## Start Dataset content

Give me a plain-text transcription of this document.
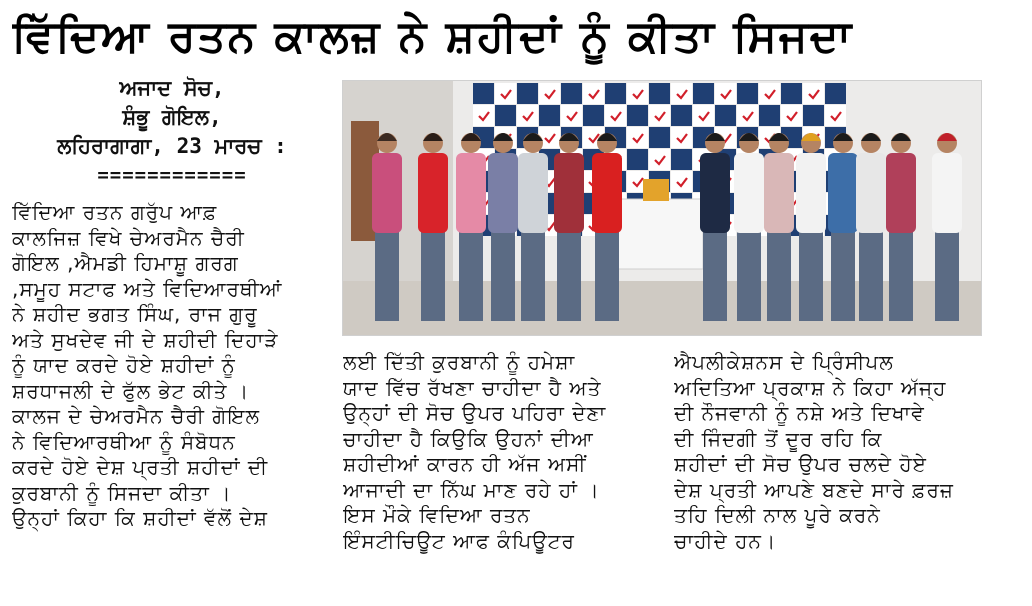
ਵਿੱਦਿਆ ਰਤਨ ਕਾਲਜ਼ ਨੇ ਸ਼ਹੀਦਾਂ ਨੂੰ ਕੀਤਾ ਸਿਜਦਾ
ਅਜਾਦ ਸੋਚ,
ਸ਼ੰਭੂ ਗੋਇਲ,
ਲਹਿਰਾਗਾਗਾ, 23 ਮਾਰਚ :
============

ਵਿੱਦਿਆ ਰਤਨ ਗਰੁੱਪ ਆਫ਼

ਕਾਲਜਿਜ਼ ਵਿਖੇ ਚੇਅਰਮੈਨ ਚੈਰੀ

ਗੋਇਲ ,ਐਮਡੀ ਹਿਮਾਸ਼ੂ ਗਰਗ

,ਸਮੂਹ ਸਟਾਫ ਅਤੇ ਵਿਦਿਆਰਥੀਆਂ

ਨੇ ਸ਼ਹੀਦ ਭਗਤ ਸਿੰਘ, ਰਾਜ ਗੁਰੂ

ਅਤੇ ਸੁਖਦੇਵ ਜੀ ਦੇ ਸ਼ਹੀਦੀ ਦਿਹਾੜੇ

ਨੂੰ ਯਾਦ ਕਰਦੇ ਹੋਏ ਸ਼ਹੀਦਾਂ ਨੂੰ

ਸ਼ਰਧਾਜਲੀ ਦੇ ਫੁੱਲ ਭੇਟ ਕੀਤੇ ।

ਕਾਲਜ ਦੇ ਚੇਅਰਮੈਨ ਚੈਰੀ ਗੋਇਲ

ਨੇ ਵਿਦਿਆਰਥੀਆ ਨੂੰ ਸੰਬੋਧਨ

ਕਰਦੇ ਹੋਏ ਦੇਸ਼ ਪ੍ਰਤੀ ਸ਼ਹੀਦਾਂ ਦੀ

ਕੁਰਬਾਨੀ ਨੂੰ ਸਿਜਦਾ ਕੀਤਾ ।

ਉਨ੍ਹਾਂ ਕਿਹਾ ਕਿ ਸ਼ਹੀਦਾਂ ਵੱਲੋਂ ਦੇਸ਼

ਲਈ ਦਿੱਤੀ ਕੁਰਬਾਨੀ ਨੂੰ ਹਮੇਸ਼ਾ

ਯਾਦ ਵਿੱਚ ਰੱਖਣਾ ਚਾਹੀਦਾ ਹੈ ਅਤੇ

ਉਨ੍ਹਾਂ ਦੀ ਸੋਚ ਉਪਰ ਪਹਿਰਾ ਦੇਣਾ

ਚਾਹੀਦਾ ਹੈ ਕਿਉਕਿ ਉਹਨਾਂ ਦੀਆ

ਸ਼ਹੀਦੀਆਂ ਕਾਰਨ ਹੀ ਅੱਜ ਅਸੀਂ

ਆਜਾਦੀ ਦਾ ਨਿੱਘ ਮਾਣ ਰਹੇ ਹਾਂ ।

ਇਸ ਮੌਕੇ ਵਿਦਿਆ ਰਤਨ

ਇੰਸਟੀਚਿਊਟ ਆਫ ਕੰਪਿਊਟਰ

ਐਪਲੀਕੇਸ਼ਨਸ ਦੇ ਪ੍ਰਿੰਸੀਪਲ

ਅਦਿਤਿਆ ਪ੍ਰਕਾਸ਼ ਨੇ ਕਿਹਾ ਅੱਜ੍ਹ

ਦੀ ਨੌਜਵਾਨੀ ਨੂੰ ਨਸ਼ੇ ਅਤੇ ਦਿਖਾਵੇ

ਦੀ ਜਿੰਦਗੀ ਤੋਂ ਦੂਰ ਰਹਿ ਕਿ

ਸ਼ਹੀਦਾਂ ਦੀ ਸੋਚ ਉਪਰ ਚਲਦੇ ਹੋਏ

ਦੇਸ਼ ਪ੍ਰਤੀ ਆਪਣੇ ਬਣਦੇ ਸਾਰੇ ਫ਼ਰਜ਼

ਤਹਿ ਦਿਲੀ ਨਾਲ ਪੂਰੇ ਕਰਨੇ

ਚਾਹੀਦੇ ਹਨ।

## End Dataset content
## Start Dataset content

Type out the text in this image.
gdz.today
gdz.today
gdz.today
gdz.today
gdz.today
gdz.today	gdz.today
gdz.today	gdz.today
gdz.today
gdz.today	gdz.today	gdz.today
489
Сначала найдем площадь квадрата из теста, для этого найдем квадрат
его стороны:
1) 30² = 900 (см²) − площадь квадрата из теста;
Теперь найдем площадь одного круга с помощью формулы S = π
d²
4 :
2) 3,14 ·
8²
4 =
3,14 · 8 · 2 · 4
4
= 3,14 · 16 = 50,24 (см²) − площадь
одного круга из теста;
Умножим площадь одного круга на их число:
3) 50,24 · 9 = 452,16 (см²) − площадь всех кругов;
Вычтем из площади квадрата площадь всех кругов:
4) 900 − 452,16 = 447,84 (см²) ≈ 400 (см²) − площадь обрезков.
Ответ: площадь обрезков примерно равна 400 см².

## End Dataset content

=== Task directions ===
Pick out the lines containing the string "всех".

=== Expected answer ===
3) 50,24 · 9 = 452,16 (см²) − площадь всех кругов;
Вычтем из площади квадрата площадь всех кругов:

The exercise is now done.